## DATASET EXCERPTS:
** begin **
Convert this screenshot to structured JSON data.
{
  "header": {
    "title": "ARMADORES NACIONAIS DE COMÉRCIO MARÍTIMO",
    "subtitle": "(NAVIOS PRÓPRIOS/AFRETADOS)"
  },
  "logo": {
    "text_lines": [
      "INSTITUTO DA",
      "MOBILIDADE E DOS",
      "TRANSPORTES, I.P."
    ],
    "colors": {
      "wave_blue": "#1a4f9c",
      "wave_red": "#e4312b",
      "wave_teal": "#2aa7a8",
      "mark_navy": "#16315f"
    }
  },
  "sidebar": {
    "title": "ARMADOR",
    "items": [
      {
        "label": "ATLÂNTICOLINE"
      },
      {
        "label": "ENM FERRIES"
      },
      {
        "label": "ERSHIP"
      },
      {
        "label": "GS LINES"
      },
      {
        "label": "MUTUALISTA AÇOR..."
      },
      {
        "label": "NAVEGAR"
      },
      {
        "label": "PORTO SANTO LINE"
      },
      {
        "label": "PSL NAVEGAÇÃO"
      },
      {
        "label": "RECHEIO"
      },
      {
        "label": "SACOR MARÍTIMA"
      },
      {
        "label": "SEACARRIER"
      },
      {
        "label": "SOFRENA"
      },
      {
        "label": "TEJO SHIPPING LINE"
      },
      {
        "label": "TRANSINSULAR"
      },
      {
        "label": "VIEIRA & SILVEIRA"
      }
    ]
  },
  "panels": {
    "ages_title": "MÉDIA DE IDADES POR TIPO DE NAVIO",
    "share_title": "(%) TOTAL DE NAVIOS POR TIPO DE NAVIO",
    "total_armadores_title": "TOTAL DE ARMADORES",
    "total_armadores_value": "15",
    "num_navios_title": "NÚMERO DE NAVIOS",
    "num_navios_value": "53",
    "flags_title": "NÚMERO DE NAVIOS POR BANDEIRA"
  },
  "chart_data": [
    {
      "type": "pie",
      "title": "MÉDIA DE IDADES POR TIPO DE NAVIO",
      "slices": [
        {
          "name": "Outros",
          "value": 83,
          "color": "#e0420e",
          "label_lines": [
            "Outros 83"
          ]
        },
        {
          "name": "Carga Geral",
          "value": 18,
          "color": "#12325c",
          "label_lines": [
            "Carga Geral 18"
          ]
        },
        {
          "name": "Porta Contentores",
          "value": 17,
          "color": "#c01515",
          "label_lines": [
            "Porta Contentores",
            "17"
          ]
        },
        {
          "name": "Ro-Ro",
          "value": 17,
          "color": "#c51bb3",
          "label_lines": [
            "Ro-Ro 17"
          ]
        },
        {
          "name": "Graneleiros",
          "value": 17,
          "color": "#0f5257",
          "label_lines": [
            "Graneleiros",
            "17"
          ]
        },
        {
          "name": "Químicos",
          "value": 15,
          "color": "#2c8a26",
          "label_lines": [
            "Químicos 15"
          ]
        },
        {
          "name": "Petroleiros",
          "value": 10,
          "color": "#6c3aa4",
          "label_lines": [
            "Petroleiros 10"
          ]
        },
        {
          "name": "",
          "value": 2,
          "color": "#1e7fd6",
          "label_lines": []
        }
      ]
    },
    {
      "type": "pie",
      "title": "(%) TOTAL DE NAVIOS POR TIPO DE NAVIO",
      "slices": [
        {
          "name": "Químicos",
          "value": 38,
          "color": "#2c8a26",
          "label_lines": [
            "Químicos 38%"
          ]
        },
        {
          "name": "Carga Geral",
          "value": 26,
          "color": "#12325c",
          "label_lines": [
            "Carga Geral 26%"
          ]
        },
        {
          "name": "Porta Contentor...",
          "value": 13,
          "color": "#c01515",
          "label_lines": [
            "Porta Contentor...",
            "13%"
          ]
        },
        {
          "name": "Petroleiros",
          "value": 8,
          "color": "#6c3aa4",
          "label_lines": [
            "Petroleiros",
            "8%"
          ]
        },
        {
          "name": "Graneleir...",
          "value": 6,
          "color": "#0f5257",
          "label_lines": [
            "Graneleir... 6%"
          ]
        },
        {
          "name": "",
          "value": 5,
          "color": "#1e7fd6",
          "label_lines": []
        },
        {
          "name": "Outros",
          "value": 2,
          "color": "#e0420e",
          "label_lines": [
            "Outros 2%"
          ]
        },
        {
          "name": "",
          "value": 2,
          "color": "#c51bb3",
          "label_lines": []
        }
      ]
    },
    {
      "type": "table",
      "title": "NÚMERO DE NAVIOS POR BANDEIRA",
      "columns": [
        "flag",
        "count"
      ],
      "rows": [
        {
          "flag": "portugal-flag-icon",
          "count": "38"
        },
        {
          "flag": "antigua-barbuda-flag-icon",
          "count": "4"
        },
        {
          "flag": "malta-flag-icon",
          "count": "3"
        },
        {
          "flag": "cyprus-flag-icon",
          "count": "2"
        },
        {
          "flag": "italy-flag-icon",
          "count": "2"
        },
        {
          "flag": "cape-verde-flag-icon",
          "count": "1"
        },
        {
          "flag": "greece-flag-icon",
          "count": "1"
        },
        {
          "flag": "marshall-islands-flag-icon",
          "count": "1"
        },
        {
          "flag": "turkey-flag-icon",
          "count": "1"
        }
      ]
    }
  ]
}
** end **
## GOAL OF THE EXERCISE:
Reproduce the full listing above, character for character.

## SOLUTION TO THIS EXERCISE:
Convert this screenshot to structured JSON data.
{
  "header": {
    "title": "ARMADORES NACIONAIS DE COMÉRCIO MARÍTIMO",
    "subtitle": "(NAVIOS PRÓPRIOS/AFRETADOS)"
  },
  "logo": {
    "text_lines": [
      "INSTITUTO DA",
      "MOBILIDADE E DOS",
      "TRANSPORTES, I.P."
    ],
    "colors": {
      "wave_blue": "#1a4f9c",
      "wave_red": "#e4312b",
      "wave_teal": "#2aa7a8",
      "mark_navy": "#16315f"
    }
  },
  "sidebar": {
    "title": "ARMADOR",
    "items": [
      {
        "label": "ATLÂNTICOLINE"
      },
      {
        "label": "ENM FERRIES"
      },
      {
        "label": "ERSHIP"
      },
      {
        "label": "GS LINES"
      },
      {
        "label": "MUTUALISTA AÇOR..."
      },
      {
        "label": "NAVEGAR"
      },
      {
        "label": "PORTO SANTO LINE"
      },
      {
        "label": "PSL NAVEGAÇÃO"
      },
      {
        "label": "RECHEIO"
      },
      {
        "label": "SACOR MARÍTIMA"
      },
      {
        "label": "SEACARRIER"
      },
      {
        "label": "SOFRENA"
      },
      {
        "label": "TEJO SHIPPING LINE"
      },
      {
        "label": "TRANSINSULAR"
      },
      {
        "label": "VIEIRA & SILVEIRA"
      }
    ]
  },
  "panels": {
    "ages_title": "MÉDIA DE IDADES POR TIPO DE NAVIO",
    "share_title": "(%) TOTAL DE NAVIOS POR TIPO DE NAVIO",
    "total_armadores_title": "TOTAL DE ARMADORES",
    "total_armadores_value": "15",
    "num_navios_title": "NÚMERO DE NAVIOS",
    "num_navios_value": "53",
    "flags_title": "NÚMERO DE NAVIOS POR BANDEIRA"
  },
  "chart_data": [
    {
      "type": "pie",
      "title": "MÉDIA DE IDADES POR TIPO DE NAVIO",
      "slices": [
        {
          "name": "Outros",
          "value": 83,
          "color": "#e0420e",
          "label_lines": [
            "Outros 83"
          ]
        },
        {
          "name": "Carga Geral",
          "value": 18,
          "color": "#12325c",
          "label_lines": [
            "Carga Geral 18"
          ]
        },
        {
          "name": "Porta Contentores",
          "value": 17,
          "color": "#c01515",
          "label_lines": [
            "Porta Contentores",
            "17"
          ]
        },
        {
          "name": "Ro-Ro",
          "value": 17,
          "color": "#c51bb3",
          "label_lines": [
            "Ro-Ro 17"
          ]
        },
        {
          "name": "Graneleiros",
          "value": 17,
          "color": "#0f5257",
          "label_lines": [
            "Graneleiros",
            "17"
          ]
        },
        {
          "name": "Químicos",
          "value": 15,
          "color": "#2c8a26",
          "label_lines": [
            "Químicos 15"
          ]
        },
        {
          "name": "Petroleiros",
          "value": 10,
          "color": "#6c3aa4",
          "label_lines": [
            "Petroleiros 10"
          ]
        },
        {
          "name": "",
          "value": 2,
          "color": "#1e7fd6",
          "label_lines": []
        }
      ]
    },
    {
      "type": "pie",
      "title": "(%) TOTAL DE NAVIOS POR TIPO DE NAVIO",
      "slices": [
        {
          "name": "Químicos",
          "value": 38,
          "color": "#2c8a26",
          "label_lines": [
            "Químicos 38%"
          ]
        },
        {
          "name": "Carga Geral",
          "value": 26,
          "color": "#12325c",
          "label_lines": [
            "Carga Geral 26%"
          ]
        },
        {
          "name": "Porta Contentor...",
          "value": 13,
          "color": "#c01515",
          "label_lines": [
            "Porta Contentor...",
            "13%"
          ]
        },
        {
          "name": "Petroleiros",
          "value": 8,
          "color": "#6c3aa4",
          "label_lines": [
            "Petroleiros",
            "8%"
          ]
        },
        {
          "name": "Graneleir...",
          "value": 6,
          "color": "#0f5257",
          "label_lines": [
            "Graneleir... 6%"
          ]
        },
        {
          "name": "",
          "value": 5,
          "color": "#1e7fd6",
          "label_lines": []
        },
        {
          "name": "Outros",
          "value": 2,
          "color": "#e0420e",
          "label_lines": [
            "Outros 2%"
          ]
        },
        {
          "name": "",
          "value": 2,
          "color": "#c51bb3",
          "label_lines": []
        }
      ]
    },
    {
      "type": "table",
      "title": "NÚMERO DE NAVIOS POR BANDEIRA",
      "columns": [
        "flag",
        "count"
      ],
      "rows": [
        {
          "flag": "portugal-flag-icon",
          "count": "38"
        },
        {
          "flag": "antigua-barbuda-flag-icon",
          "count": "4"
        },
        {
          "flag": "malta-flag-icon",
          "count": "3"
        },
        {
          "flag": "cyprus-flag-icon",
          "count": "2"
        },
        {
          "flag": "italy-flag-icon",
          "count": "2"
        },
        {
          "flag": "cape-verde-flag-icon",
          "count": "1"
        },
        {
          "flag": "greece-flag-icon",
          "count": "1"
        },
        {
          "flag": "marshall-islands-flag-icon",
          "count": "1"
        },
        {
          "flag": "turkey-flag-icon",
          "count": "1"
        }
      ]
    }
  ]
}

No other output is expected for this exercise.